Type out the data exactly as given. Skip any image.

MATERIALS PROVIDED ::
+ + +

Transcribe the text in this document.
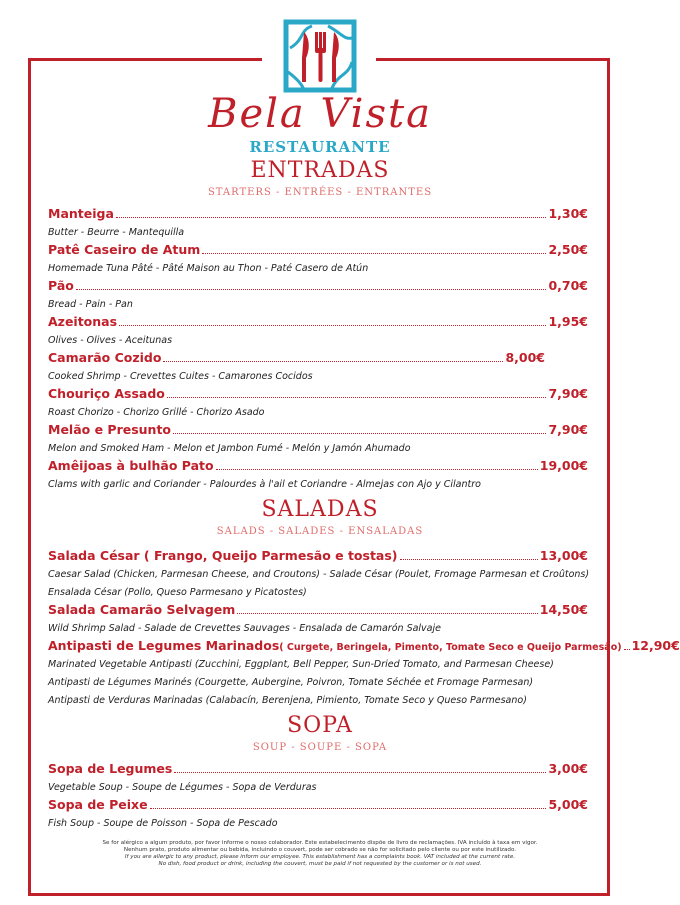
Bela Vista
RESTAURANTE
ENTRADAS
STARTERS - ENTRÉES - ENTRANTES
Manteiga	1,30€
Butter - Beurre - Mantequilla
Patê Caseiro de Atum	2,50€
Homemade Tuna Pâté - Pâté Maison au Thon - Paté Casero de Atún
Pão	0,70€
Bread - Pain - Pan
Azeitonas	1,95€
Olives - Olives - Aceitunas
Camarão Cozido	8,00€
Cooked Shrimp - Crevettes Cuites - Camarones Cocidos
Chouriço Assado	7,90€
Roast Chorizo - Chorizo Grillé - Chorizo Asado
Melão e Presunto	7,90€
Melon and Smoked Ham - Melon et Jambon Fumé - Melón y Jamón Ahumado
Amêijoas à bulhão Pato	19,00€
Clams with garlic and Coriander - Palourdes à l'ail et Coriandre - Almejas con Ajo y Cilantro
SALADAS
SALADS - SALADES - ENSALADAS
Salada César ( Frango, Queijo Parmesão e tostas)	13,00€
Caesar Salad (Chicken, Parmesan Cheese, and Croutons) - Salade César (Poulet, Fromage Parmesan et Croûtons)
Ensalada César (Pollo, Queso Parmesano y Picatostes)
Salada Camarão Selvagem	14,50€
Wild Shrimp Salad - Salade de Crevettes Sauvages - Ensalada de Camarón Salvaje
Antipasti de Legumes Marinados ( Curgete, Beringela, Pimento, Tomate Seco e Queijo Parmesão) 12,90€
Marinated Vegetable Antipasti (Zucchini, Eggplant, Bell Pepper, Sun-Dried Tomato, and Parmesan Cheese)
Antipasti de Légumes Marinés (Courgette, Aubergine, Poivron, Tomate Séchée et Fromage Parmesan)
Antipasti de Verduras Marinadas (Calabacín, Berenjena, Pimiento, Tomate Seco y Queso Parmesano)
SOPA
SOUP - SOUPE - SOPA
Sopa de Legumes	3,00€
Vegetable Soup - Soupe de Légumes - Sopa de Verduras
Sopa de Peixe	5,00€
Fish Soup - Soupe de Poisson - Sopa de Pescado
Se for alérgico a algum produto, por favor informe o nosso colaborador. Este estabelecimento dispõe de livro de reclamações. IVA incluído à taxa em vigor.
Nenhum prato, produto alimentar ou bebida, incluindo o couvert, pode ser cobrado se não for solicitado pelo cliente ou por este inutilizado.
If you are allergic to any product, please inform our employee. This establishment has a complaints book. VAT included at the current rate.
No dish, food product or drink, including the couvert, must be paid if not requested by the customer or is not used.
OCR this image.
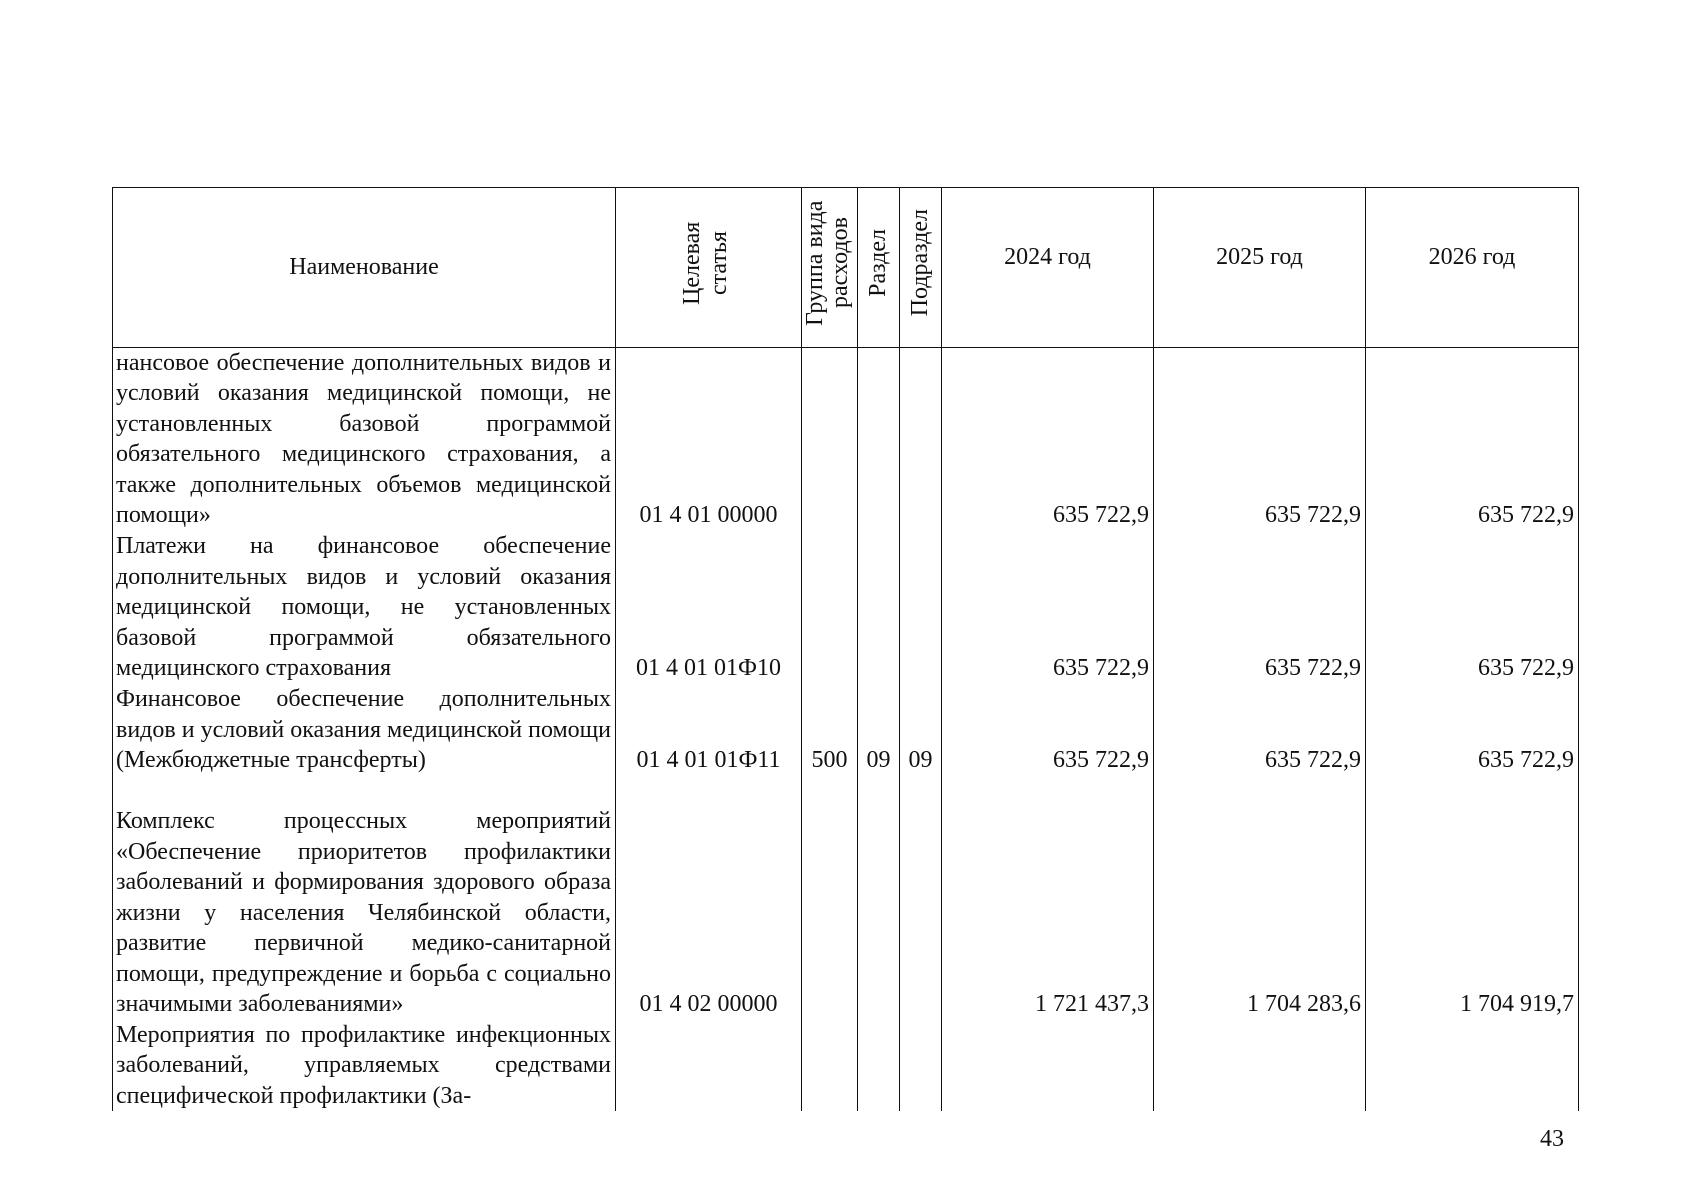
Наименование	Целевая статья	Группа вида расходов	Раздел	Подраздел	2024 год	2025 год	2026 год
нансовое обеспечение дополнительных видов и условий оказания медицинской помощи, не установленных базовой программой обязательного медицинского страхования, а также дополнительных объемов медицинской помощи»	01 4 01 00000				635 722,9	635 722,9	635 722,9
Платежи на финансовое обеспечение дополнительных видов и условий оказания медицинской помощи, не установленных базовой программой обязательного медицинского страхования	01 4 01 01Ф10				635 722,9	635 722,9	635 722,9
Финансовое обеспечение дополнительных видов и условий оказания медицинской помощи (Межбюджетные трансферты)	01 4 01 01Ф11	500	09	09	635 722,9	635 722,9	635 722,9
Комплекс процессных мероприятий «Обеспечение приоритетов профилактики заболеваний и формирования здорового образа жизни у населения Челябинской области, развитие первичной медико-санитарной помощи, предупреждение и борьба с социально значимыми заболеваниями»	01 4 02 00000				1 721 437,3	1 704 283,6	1 704 919,7
Мероприятия по профилактике инфекционных заболеваний, управляемых средствами специфической профилактики (За-							
43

+ + +

REPLY ::
Transcribe the text in this document.
Bela Vista
RESTAURANTE
ENTRADAS
STARTERS - ENTRÉES - ENTRANTES
Manteiga	1,30€
Butter - Beurre - Mantequilla
Patê Caseiro de Atum	2,50€
Homemade Tuna Pâté - Pâté Maison au Thon - Paté Casero de Atún
Pão	0,70€
Bread - Pain - Pan
Azeitonas	1,95€
Olives - Olives - Aceitunas
Camarão Cozido	8,00€
Cooked Shrimp - Crevettes Cuites - Camarones Cocidos
Chouriço Assado	7,90€
Roast Chorizo - Chorizo Grillé - Chorizo Asado
Melão e Presunto	7,90€
Melon and Smoked Ham - Melon et Jambon Fumé - Melón y Jamón Ahumado
Amêijoas à bulhão Pato	19,00€
Clams with garlic and Coriander - Palourdes à l'ail et Coriandre - Almejas con Ajo y Cilantro
SALADAS
SALADS - SALADES - ENSALADAS
Salada César ( Frango, Queijo Parmesão e tostas)	13,00€
Caesar Salad (Chicken, Parmesan Cheese, and Croutons) - Salade César (Poulet, Fromage Parmesan et Croûtons)
Ensalada César (Pollo, Queso Parmesano y Picatostes)
Salada Camarão Selvagem	14,50€
Wild Shrimp Salad - Salade de Crevettes Sauvages - Ensalada de Camarón Salvaje
Antipasti de Legumes Marinados ( Curgete, Beringela, Pimento, Tomate Seco e Queijo Parmesão) 12,90€
Marinated Vegetable Antipasti (Zucchini, Eggplant, Bell Pepper, Sun-Dried Tomato, and Parmesan Cheese)
Antipasti de Légumes Marinés (Courgette, Aubergine, Poivron, Tomate Séchée et Fromage Parmesan)
Antipasti de Verduras Marinadas (Calabacín, Berenjena, Pimiento, Tomate Seco y Queso Parmesano)
SOPA
SOUP - SOUPE - SOPA
Sopa de Legumes	3,00€
Vegetable Soup - Soupe de Légumes - Sopa de Verduras
Sopa de Peixe	5,00€
Fish Soup - Soupe de Poisson - Sopa de Pescado
Se for alérgico a algum produto, por favor informe o nosso colaborador. Este estabelecimento dispõe de livro de reclamações. IVA incluído à taxa em vigor.
Nenhum prato, produto alimentar ou bebida, incluindo o couvert, pode ser cobrado se não for solicitado pelo cliente ou por este inutilizado.
If you are allergic to any product, please inform our employee. This establishment has a complaints book. VAT included at the current rate.
No dish, food product or drink, including the couvert, must be paid if not requested by the customer or is not used.
OCR this image.
Наименование	Целевая статья	Группа вида расходов	Раздел	Подраздел	2024 год	2025 год	2026 год
нансовое обеспечение дополнительных видов и условий оказания медицинской помощи, не установленных базовой программой обязательного медицинского страхования, а также дополнительных объемов медицинской помощи»	01 4 01 00000				635 722,9	635 722,9	635 722,9
Платежи на финансовое обеспечение дополнительных видов и условий оказания медицинской помощи, не установленных базовой программой обязательного медицинского страхования	01 4 01 01Ф10				635 722,9	635 722,9	635 722,9
Финансовое обеспечение дополнительных видов и условий оказания медицинской помощи (Межбюджетные трансферты)	01 4 01 01Ф11	500	09	09	635 722,9	635 722,9	635 722,9
Комплекс процессных мероприятий «Обеспечение приоритетов профилактики заболеваний и формирования здорового образа жизни у населения Челябинской области, развитие первичной медико-санитарной помощи, предупреждение и борьба с социально значимыми заболеваниями»	01 4 02 00000				1 721 437,3	1 704 283,6	1 704 919,7
Мероприятия по профилактике инфекционных заболеваний, управляемых средствами специфической профилактики (За-							
43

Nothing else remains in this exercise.